▸ **ФРАГМЕНТ ДОКУМЕНТА**
<<<<
Каторга уготовлена казачку Роману, с револьвером в руках пытающемуся отнять деньги у мошенника-трактирщика (рассказ «Мать»). В каталажке очутился еще один молодой казак — Сергунька Безпятов, попавший в «холодную» из-за того, что пристрастился к чтению, объявил себя «станичным социалистом», и стал писать обличительные стихи в адрес местной власти (рассказ «Счастье»). По мысли Крюкова, именно книги, просвещение народное выведет забитый и униженный народ на дорогу счастливой жизни. А пока вокруг «всё такое убогое, серенькое, — но вся жизнь уходит на созидание и поддержание этого скудного гнезда, все помыслы, заботы и усилия. Все в ней, в этой жизни, незыблемо установлено и безнадежно... <...> Будни удручают тучей мелких, неизбежных хлопот, беспрерывной работой, страхами за завтрашний день...» (283—284). И снова — тот же рефрен: «Скудная, милая родная земля!» (286).

Скудость этой жизни — тема еще одного «казачьего» рассказа Крюкова «Мечта», — о том, как коротают вечера станичники у хозяина лавки Федота Иваныча Шишова.

«Они сходились сюда каждый вечер, на огонек. Стояли длинные, безмолвно-черные ночи осени с долгим, беспокойным сном в душной тесноте закутанных жилищ и с нудной бессонницей, рождающей одинокие, бессильно-тупые, однообразные и тесные мысли, беспорядочные и нерадостные воспоминания, от которых уставала голова и бессильная досада надолго застревала в сердце, — нелепые грезы о том, чего никогда не бывает и не будет. В таинственно-черном мраке думы о жизни, окутанной бесконечной цепью неизбывных будничных забот, недостатков, суеверных страхов и усталой злобы, походили на грузные мешки-пятерики с песком, которые с безмолвной медлительностью наваливались на грудь, давили голову и тисками сжимали сердце. И ночь казалась бесконечной, как сказочное темное подземелье с запечатанным выходом. <...> И так они убивали врага своего — время, тихо и ровно разматывавшее клубок их несложной жизни, в которой радости были редки, мелки и незавидны, а беспомощно-тупая скука, нужда и печали слишком привычны, чтобы на них долго останавливаться мыслью» (358—360).

Я намеренно так обильно цитирую Крюкова, чтобы воочию показать, как разительно далеки интонации его рассказов, их пафос, их стилистика, их язык от «Тихого Дона», с его наполненностью высоким смыслом народного бытия. С «Тихим Доном» их роднит лишь тема: и там, и тут — бытописание казачьей жизни. Но это — две разных жизни, два качественно различных казачества.

Первая книга «Тихого Дона» — это праздник труда, осмысленное, одухотворенное существование, красивые, внутренне богатые люди, жизнь — как полная чаша, не знающая нужды, исполненная благополучия и довольства. Эти качества прозы Шолохова, сразу же после выхода первого тома «Тихого Дона», были подмечены критикой.
>>>>
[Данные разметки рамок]
<<<<
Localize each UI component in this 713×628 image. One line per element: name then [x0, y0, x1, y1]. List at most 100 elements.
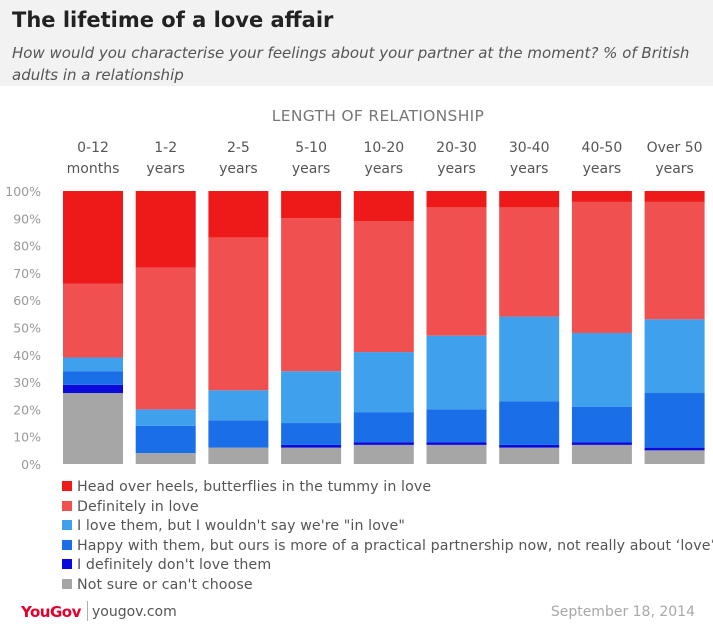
legend-swatch	[62, 481, 72, 491]
bar-segment	[353, 444, 414, 464]
category-label: 0-12	[77, 140, 109, 156]
chart-subtitle: How would you characterise your feelings…	[12, 44, 690, 84]
category-label: 10-20	[363, 140, 404, 156]
category-label: 1-2	[154, 140, 177, 156]
legend-item: Definitely in love	[62, 498, 713, 518]
legend-label: I love them, but I wouldn't say we're "i…	[77, 518, 405, 535]
title-box: The lifetime of a love affair How would …	[0, 0, 713, 86]
bar-segment	[63, 357, 123, 372]
yougov-logo: YouGov	[21, 603, 81, 621]
bar-segment	[571, 406, 632, 443]
bar-segment	[208, 390, 269, 421]
bar-segment	[571, 201, 632, 333]
bar-segment	[208, 447, 269, 464]
category-label: 40-50	[582, 140, 623, 156]
y-tick-label: 40%	[13, 348, 41, 363]
y-tick-label: 20%	[13, 402, 41, 417]
bar-segment	[426, 335, 487, 410]
category-label: Over 50	[647, 140, 703, 156]
legend-swatch	[62, 578, 72, 589]
legend-label: Not sure or can't choose	[77, 576, 253, 593]
bar-segment	[353, 191, 414, 222]
bar-segment	[499, 316, 560, 402]
legend-item: Not sure or can't choose	[62, 576, 713, 596]
bar-segment	[353, 352, 414, 413]
bar-segment	[281, 371, 342, 424]
bar-segment	[353, 412, 414, 443]
bar-segment	[571, 191, 632, 202]
bar-segment	[426, 442, 487, 445]
chart-title: The lifetime of a love affair	[12, 8, 334, 32]
bar-segment	[63, 393, 123, 464]
bar-segment	[499, 444, 560, 448]
bar-segment	[63, 371, 123, 385]
y-tick-label: 90%	[13, 211, 41, 226]
bar-segment	[644, 191, 705, 202]
bar-segment	[353, 221, 414, 353]
footer-divider	[87, 601, 88, 621]
category-label: months	[67, 161, 120, 177]
bar-segment	[571, 442, 632, 445]
footer-date: September 18, 2014	[550, 604, 695, 620]
y-tick-label: 70%	[13, 266, 41, 281]
category-label: years	[583, 161, 622, 177]
category-label: years	[655, 161, 694, 177]
category-label: years	[510, 161, 549, 177]
y-tick-label: 0%	[21, 457, 41, 470]
y-tick-label: 100%	[5, 184, 41, 199]
bar-segment	[135, 453, 196, 464]
stacked-bar-chart: LENGTH OF RELATIONSHIP 0-12 months 1-2 year…	[5, 107, 705, 470]
bar-segment	[63, 384, 123, 394]
bar-segment	[499, 401, 560, 445]
bar-segment	[571, 444, 632, 464]
bar-segment	[644, 393, 705, 448]
y-tick-label: 60%	[13, 293, 41, 308]
legend-swatch	[62, 559, 72, 570]
bar-segment	[644, 319, 705, 394]
legend-item: I love them, but I wouldn't say we're "i…	[62, 517, 713, 537]
footer-url[interactable]: yougov.com	[92, 604, 177, 620]
y-tick-label: 50%	[13, 321, 41, 336]
bar-segment	[571, 332, 632, 407]
legend-item: Head over heels, butterflies in the tumm…	[62, 478, 713, 498]
legend-swatch	[62, 500, 72, 511]
legend-item: Happy with them, but ours is more of a p…	[62, 537, 713, 557]
bar-segment	[63, 283, 123, 358]
category-label: 5-10	[295, 140, 327, 156]
bar-segment	[644, 447, 705, 451]
bar-segment	[499, 207, 560, 317]
bar-segment	[426, 444, 487, 464]
bar-segment	[499, 447, 560, 464]
legend-label: Happy with them, but ours is more of a p…	[77, 537, 713, 554]
bar-segment	[281, 191, 342, 219]
category-label: years	[437, 161, 476, 177]
category-label: 20-30	[436, 140, 477, 156]
category-label: years	[146, 161, 185, 177]
bar-segment	[281, 218, 342, 372]
bar-segment	[426, 207, 487, 336]
bar-segment	[208, 191, 269, 238]
y-tick-label: 10%	[13, 430, 41, 445]
bar-segment	[135, 409, 196, 426]
bar-segment	[426, 191, 487, 208]
bar-segment	[281, 447, 342, 464]
bar-segment	[135, 191, 196, 268]
bar-segment	[208, 237, 269, 391]
bar-segment	[135, 425, 196, 454]
legend-swatch	[62, 520, 72, 531]
legend-label: I definitely don't love them	[77, 557, 272, 574]
bar-segment	[208, 420, 269, 448]
bar-segment	[644, 450, 705, 464]
legend-item: I definitely don't love them	[62, 556, 713, 576]
bar-segment	[281, 423, 342, 445]
bar-segment	[353, 442, 414, 445]
legend: Head over heels, butterflies in the tumm…	[62, 478, 713, 596]
y-tick-label: 30%	[13, 375, 41, 390]
y-tick-label: 80%	[13, 239, 41, 254]
category-label: years	[292, 161, 331, 177]
bar-segment	[644, 201, 705, 320]
category-label: years	[365, 161, 404, 177]
bar-segment	[499, 191, 560, 208]
bar-segment	[281, 444, 342, 448]
category-label: years	[219, 161, 258, 177]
>>>>
▸ **СПИСОК ЗАДАНИЙ**
**a.** Зачем, по словам автора, он так обильно цитирует Крюкова во фрагменте о казачьих рассказах? Ответьте в одном–трёх предложениях.
**b.** Выведите дословно отрывок из фрагмента о казачьих рассказах Крюкова начиная со слов «Я намеренно так» вплоть до слов «качественно различных казачества.» включительно.
Перечень для работы не понадобится.

▸ **ОТВЕТЫ К ЗАДАНИЯМ**
**a.** Автор намеренно приводит много цитат из Крюкова, чтобы наглядно показать, насколько интонации, пафос, стилистика и язык его рассказов далеки от «Тихого Дона». По словам автора, «Тихий Дон» наполнен высоким смыслом народного бытия.

**b.**
Я намеренно так обильно цитирую Крюкова, чтобы воочию показать, как разительно далеки интонации его рассказов, их пафос, их стилистика, их язык от «Тихого Дона», с его наполненностью высоким смыслом народного бытия. С «Тихим Доном» их роднит лишь тема: и там, и тут — бытописание казачьей жизни. Но это — две разных жизни, два качественно различных казачества.